● **DATA TO USE**
↓

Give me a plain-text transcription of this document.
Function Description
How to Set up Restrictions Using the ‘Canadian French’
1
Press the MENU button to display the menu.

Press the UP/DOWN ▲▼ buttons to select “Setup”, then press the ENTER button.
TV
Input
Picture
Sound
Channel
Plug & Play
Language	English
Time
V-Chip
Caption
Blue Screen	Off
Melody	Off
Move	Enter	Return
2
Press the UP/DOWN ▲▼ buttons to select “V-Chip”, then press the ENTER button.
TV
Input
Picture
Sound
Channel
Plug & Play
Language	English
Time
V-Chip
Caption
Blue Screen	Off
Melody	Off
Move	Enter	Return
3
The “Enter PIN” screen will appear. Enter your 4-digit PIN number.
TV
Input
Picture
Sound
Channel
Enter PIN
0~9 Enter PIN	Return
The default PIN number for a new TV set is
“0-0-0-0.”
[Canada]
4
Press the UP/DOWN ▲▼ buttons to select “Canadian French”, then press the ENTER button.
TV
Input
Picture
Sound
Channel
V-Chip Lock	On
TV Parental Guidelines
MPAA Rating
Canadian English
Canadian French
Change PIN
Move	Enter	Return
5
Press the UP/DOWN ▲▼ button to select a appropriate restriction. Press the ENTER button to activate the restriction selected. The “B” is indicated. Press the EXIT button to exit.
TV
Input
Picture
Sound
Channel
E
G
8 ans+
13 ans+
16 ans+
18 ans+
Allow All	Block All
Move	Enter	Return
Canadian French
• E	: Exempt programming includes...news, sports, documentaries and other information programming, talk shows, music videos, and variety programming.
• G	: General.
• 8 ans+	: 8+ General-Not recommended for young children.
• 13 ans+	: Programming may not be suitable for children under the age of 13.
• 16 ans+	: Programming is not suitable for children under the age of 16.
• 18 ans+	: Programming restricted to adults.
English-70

↑
↓

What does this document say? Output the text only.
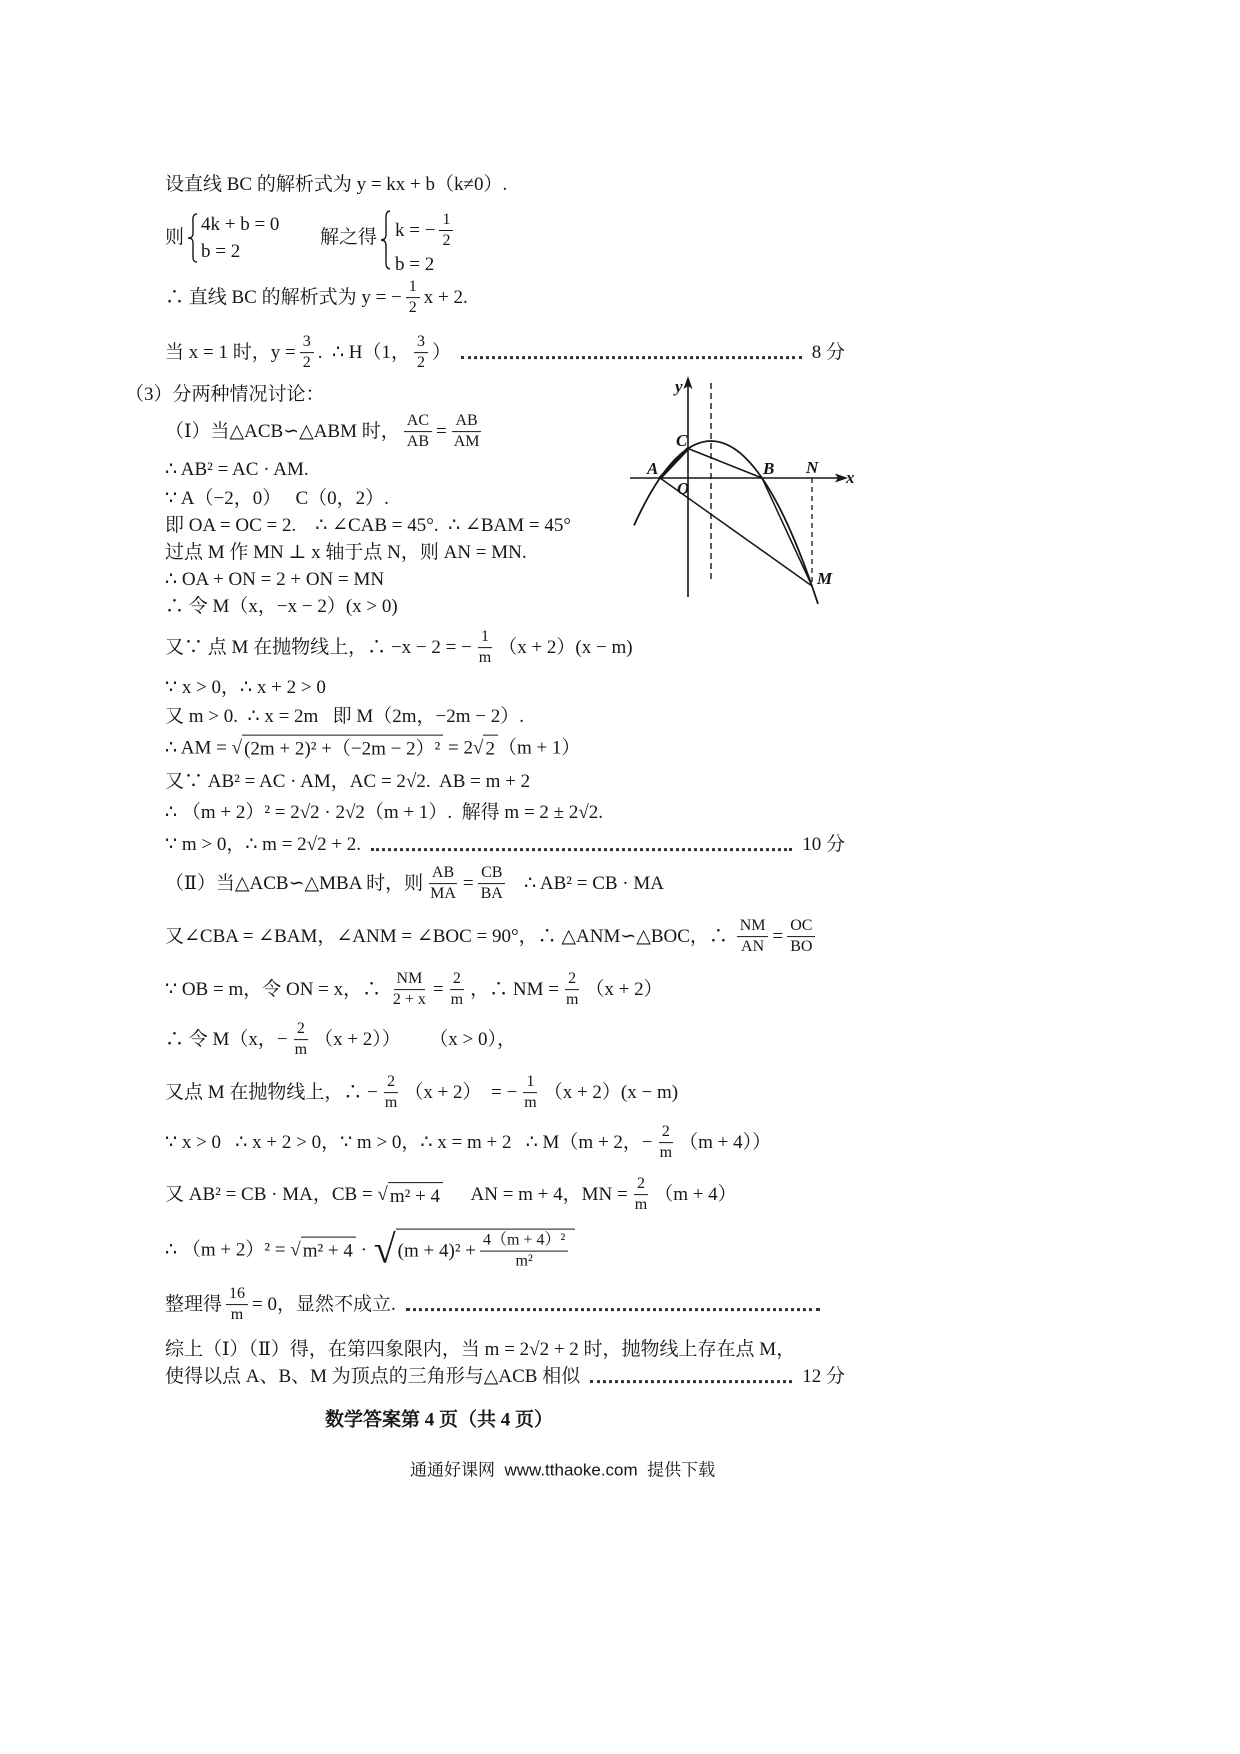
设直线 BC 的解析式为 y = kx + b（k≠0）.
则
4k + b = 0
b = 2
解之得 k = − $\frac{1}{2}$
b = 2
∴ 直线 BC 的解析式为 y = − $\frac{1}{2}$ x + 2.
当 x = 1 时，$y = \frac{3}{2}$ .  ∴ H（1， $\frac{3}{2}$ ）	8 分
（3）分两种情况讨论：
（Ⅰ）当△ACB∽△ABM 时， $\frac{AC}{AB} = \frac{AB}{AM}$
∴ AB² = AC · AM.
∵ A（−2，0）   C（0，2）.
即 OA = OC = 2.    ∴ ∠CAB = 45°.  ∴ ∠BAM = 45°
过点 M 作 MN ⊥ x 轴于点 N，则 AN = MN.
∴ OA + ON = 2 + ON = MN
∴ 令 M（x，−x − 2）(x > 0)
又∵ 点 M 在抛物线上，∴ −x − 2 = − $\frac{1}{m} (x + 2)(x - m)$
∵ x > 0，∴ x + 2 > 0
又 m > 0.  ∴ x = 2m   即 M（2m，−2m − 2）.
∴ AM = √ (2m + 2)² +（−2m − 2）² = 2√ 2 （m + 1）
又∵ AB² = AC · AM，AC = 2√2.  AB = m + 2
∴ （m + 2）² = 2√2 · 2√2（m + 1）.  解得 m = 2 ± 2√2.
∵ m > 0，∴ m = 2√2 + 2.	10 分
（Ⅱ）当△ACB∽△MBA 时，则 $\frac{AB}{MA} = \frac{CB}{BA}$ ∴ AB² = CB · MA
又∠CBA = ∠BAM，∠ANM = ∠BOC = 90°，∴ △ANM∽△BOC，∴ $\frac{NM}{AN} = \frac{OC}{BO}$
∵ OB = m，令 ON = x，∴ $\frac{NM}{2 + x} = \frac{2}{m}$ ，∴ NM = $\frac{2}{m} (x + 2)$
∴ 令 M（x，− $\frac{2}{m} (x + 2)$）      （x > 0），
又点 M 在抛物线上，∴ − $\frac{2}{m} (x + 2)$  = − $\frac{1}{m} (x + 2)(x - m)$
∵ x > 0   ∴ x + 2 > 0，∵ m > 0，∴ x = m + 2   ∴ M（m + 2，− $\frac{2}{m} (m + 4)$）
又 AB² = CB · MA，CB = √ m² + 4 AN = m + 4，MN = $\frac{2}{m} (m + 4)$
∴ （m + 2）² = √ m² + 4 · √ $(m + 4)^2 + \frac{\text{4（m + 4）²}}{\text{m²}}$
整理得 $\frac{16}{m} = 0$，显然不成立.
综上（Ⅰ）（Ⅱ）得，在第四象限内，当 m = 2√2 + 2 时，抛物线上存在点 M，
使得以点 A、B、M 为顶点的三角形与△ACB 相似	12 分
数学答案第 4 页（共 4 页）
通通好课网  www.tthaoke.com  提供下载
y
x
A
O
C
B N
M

↑

● **WHAT IS BEING ASKED**
Look through the listing above. Pick out each line with "buttons" and copy it.

● **EXERCISE ANSWER**
Press the UP/DOWN ▲▼ buttons to select “Setup”, then press the ENTER button.
Press the UP/DOWN ▲▼ buttons to select “V-Chip”, then press the ENTER button.
Press the UP/DOWN ▲▼ buttons to select “Canadian French”, then press the ENTER button.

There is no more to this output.